## WRITTEN TASK
Reproduce every entry exactly as shown.

Dataset entries:

►

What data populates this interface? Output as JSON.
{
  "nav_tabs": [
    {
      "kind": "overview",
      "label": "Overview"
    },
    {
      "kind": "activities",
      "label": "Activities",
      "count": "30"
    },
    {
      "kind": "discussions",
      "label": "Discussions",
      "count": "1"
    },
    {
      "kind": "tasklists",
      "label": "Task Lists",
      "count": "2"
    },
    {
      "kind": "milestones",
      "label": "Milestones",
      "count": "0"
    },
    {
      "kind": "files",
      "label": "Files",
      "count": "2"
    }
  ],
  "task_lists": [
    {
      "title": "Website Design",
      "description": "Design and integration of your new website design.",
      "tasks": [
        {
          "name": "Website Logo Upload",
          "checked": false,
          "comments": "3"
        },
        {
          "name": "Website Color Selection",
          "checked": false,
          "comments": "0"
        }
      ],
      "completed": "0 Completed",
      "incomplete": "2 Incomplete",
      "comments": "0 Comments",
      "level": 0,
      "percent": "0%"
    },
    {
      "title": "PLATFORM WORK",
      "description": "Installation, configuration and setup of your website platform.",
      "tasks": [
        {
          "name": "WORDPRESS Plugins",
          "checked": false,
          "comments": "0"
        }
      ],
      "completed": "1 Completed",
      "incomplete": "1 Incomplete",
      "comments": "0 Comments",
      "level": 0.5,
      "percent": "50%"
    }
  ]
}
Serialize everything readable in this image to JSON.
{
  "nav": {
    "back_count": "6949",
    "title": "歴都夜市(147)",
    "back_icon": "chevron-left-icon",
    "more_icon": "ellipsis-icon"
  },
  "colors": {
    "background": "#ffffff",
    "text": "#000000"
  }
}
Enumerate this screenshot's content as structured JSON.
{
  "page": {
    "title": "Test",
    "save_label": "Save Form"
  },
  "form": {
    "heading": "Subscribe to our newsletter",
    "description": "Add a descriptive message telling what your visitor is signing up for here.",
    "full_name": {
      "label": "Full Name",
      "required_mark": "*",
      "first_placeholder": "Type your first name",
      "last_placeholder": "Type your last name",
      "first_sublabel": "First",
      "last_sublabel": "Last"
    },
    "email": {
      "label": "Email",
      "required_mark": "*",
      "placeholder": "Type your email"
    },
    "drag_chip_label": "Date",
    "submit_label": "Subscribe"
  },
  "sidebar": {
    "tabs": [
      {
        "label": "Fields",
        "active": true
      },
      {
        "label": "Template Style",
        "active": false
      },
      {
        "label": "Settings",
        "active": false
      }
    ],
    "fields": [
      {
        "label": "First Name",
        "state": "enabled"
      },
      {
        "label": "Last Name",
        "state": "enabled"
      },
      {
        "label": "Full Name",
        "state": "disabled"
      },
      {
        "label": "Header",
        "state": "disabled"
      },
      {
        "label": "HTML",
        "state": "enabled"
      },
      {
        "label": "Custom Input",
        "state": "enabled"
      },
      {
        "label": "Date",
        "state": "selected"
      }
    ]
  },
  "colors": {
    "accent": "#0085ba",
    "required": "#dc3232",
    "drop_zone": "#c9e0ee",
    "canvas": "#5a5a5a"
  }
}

◄

## TASK ANSWER
What data populates this interface? Output as JSON.
{
  "nav_tabs": [
    {
      "kind": "overview",
      "label": "Overview"
    },
    {
      "kind": "activities",
      "label": "Activities",
      "count": "30"
    },
    {
      "kind": "discussions",
      "label": "Discussions",
      "count": "1"
    },
    {
      "kind": "tasklists",
      "label": "Task Lists",
      "count": "2"
    },
    {
      "kind": "milestones",
      "label": "Milestones",
      "count": "0"
    },
    {
      "kind": "files",
      "label": "Files",
      "count": "2"
    }
  ],
  "task_lists": [
    {
      "title": "Website Design",
      "description": "Design and integration of your new website design.",
      "tasks": [
        {
          "name": "Website Logo Upload",
          "checked": false,
          "comments": "3"
        },
        {
          "name": "Website Color Selection",
          "checked": false,
          "comments": "0"
        }
      ],
      "completed": "0 Completed",
      "incomplete": "2 Incomplete",
      "comments": "0 Comments",
      "level": 0,
      "percent": "0%"
    },
    {
      "title": "PLATFORM WORK",
      "description": "Installation, configuration and setup of your website platform.",
      "tasks": [
        {
          "name": "WORDPRESS Plugins",
          "checked": false,
          "comments": "0"
        }
      ],
      "completed": "1 Completed",
      "incomplete": "1 Incomplete",
      "comments": "0 Comments",
      "level": 0.5,
      "percent": "50%"
    }
  ]
}
Serialize everything readable in this image to JSON.
{
  "nav": {
    "back_count": "6949",
    "title": "歴都夜市(147)",
    "back_icon": "chevron-left-icon",
    "more_icon": "ellipsis-icon"
  },
  "colors": {
    "background": "#ffffff",
    "text": "#000000"
  }
}
Enumerate this screenshot's content as structured JSON.
{
  "page": {
    "title": "Test",
    "save_label": "Save Form"
  },
  "form": {
    "heading": "Subscribe to our newsletter",
    "description": "Add a descriptive message telling what your visitor is signing up for here.",
    "full_name": {
      "label": "Full Name",
      "required_mark": "*",
      "first_placeholder": "Type your first name",
      "last_placeholder": "Type your last name",
      "first_sublabel": "First",
      "last_sublabel": "Last"
    },
    "email": {
      "label": "Email",
      "required_mark": "*",
      "placeholder": "Type your email"
    },
    "drag_chip_label": "Date",
    "submit_label": "Subscribe"
  },
  "sidebar": {
    "tabs": [
      {
        "label": "Fields",
        "active": true
      },
      {
        "label": "Template Style",
        "active": false
      },
      {
        "label": "Settings",
        "active": false
      }
    ],
    "fields": [
      {
        "label": "First Name",
        "state": "enabled"
      },
      {
        "label": "Last Name",
        "state": "enabled"
      },
      {
        "label": "Full Name",
        "state": "disabled"
      },
      {
        "label": "Header",
        "state": "disabled"
      },
      {
        "label": "HTML",
        "state": "enabled"
      },
      {
        "label": "Custom Input",
        "state": "enabled"
      },
      {
        "label": "Date",
        "state": "selected"
      }
    ]
  },
  "colors": {
    "accent": "#0085ba",
    "required": "#dc3232",
    "drop_zone": "#c9e0ee",
    "canvas": "#5a5a5a"
  }
}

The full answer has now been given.